>> BEGIN

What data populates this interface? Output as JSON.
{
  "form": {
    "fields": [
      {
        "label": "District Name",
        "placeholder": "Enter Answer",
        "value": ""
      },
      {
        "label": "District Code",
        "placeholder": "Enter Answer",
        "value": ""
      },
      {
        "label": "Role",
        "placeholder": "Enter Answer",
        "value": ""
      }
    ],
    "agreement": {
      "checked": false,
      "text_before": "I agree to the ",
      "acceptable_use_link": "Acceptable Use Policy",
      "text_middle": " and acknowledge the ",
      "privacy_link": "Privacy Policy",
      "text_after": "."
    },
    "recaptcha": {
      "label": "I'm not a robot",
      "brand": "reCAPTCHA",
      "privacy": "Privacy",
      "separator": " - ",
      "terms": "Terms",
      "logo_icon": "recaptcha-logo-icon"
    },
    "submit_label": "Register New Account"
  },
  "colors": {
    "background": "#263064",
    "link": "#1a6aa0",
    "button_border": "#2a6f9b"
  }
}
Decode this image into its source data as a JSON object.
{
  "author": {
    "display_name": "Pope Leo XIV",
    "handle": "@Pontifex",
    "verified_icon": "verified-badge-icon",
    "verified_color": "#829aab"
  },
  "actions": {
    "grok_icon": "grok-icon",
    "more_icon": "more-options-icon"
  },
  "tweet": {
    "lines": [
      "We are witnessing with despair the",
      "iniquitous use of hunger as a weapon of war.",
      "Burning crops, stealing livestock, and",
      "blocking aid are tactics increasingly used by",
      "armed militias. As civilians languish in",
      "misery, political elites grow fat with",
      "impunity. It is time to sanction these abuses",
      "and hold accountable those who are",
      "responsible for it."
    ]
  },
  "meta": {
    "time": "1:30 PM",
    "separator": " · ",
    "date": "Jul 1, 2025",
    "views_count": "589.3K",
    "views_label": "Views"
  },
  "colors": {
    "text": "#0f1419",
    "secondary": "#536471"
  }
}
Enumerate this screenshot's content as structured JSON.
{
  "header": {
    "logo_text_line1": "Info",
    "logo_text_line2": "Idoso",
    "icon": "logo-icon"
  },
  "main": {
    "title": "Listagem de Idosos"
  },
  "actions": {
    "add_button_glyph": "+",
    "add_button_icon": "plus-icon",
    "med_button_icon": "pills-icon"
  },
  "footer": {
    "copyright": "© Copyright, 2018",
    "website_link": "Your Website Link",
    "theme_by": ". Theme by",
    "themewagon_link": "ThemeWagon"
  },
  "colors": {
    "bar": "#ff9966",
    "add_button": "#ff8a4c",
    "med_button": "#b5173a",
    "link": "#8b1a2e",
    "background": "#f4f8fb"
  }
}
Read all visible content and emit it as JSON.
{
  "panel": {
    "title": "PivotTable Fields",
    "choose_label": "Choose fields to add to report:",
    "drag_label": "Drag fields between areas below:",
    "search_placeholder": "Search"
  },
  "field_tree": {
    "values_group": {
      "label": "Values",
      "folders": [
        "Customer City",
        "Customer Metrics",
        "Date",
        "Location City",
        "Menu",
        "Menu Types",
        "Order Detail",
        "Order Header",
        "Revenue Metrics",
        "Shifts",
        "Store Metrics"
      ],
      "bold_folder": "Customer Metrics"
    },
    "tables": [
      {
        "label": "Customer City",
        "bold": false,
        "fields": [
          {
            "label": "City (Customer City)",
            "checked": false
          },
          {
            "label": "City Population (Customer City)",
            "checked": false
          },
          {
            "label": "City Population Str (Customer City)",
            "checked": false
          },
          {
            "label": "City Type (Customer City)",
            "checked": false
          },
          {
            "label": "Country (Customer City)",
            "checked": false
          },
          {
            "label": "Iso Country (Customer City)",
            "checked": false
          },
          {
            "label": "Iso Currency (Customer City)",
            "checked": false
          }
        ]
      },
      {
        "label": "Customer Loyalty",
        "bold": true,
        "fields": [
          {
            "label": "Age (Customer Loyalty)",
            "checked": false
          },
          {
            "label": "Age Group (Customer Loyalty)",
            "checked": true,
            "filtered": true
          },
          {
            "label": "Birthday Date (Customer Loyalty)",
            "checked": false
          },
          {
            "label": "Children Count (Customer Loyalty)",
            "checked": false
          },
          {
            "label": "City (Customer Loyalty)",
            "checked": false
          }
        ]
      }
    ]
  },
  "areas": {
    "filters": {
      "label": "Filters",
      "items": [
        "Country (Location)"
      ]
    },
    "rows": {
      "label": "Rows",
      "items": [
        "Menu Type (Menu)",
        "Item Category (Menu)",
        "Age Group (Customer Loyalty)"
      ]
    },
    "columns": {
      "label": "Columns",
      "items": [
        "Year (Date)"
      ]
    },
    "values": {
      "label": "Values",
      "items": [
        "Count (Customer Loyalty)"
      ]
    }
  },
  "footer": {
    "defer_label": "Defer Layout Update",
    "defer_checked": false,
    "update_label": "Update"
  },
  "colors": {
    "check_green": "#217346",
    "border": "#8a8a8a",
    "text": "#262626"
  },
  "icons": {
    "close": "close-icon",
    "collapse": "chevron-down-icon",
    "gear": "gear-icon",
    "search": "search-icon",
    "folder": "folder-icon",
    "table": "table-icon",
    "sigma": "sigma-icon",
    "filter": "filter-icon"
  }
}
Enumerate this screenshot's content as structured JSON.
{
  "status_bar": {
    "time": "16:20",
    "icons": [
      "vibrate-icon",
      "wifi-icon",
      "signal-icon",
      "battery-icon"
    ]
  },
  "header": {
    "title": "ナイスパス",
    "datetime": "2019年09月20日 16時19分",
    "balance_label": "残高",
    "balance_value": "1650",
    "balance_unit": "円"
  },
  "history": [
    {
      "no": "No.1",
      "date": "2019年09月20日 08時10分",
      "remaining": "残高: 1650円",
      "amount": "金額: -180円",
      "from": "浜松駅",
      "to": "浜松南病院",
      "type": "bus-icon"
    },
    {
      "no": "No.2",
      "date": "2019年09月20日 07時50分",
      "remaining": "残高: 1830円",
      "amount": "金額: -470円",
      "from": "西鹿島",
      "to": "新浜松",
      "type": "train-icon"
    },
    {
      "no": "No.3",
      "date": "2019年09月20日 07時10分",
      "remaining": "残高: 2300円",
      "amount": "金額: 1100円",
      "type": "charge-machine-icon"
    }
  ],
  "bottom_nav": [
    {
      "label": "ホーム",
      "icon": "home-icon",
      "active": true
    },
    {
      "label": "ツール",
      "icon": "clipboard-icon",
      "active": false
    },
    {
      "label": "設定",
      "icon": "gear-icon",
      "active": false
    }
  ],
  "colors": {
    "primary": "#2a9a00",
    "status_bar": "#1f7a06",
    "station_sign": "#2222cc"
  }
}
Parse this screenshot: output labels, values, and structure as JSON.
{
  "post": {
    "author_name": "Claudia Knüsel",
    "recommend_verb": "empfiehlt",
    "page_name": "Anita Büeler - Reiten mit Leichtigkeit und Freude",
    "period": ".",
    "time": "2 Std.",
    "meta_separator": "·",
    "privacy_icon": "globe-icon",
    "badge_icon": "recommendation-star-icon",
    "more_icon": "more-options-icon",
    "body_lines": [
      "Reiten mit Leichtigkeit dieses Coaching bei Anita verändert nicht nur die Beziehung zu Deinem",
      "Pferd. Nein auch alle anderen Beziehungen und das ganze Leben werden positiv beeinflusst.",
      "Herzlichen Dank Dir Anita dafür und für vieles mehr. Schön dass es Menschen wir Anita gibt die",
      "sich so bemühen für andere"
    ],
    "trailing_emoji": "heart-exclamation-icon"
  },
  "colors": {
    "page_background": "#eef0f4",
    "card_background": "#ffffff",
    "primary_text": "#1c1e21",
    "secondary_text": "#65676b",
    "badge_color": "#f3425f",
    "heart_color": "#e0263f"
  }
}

>> END

- _GOAL OF THE EXERCISE_: Find each line holding the string "Policy" and copy it out.

- _TASK OUTPUT_:
      "acceptable_use_link": "Acceptable Use Policy",
      "privacy_link": "Privacy Policy",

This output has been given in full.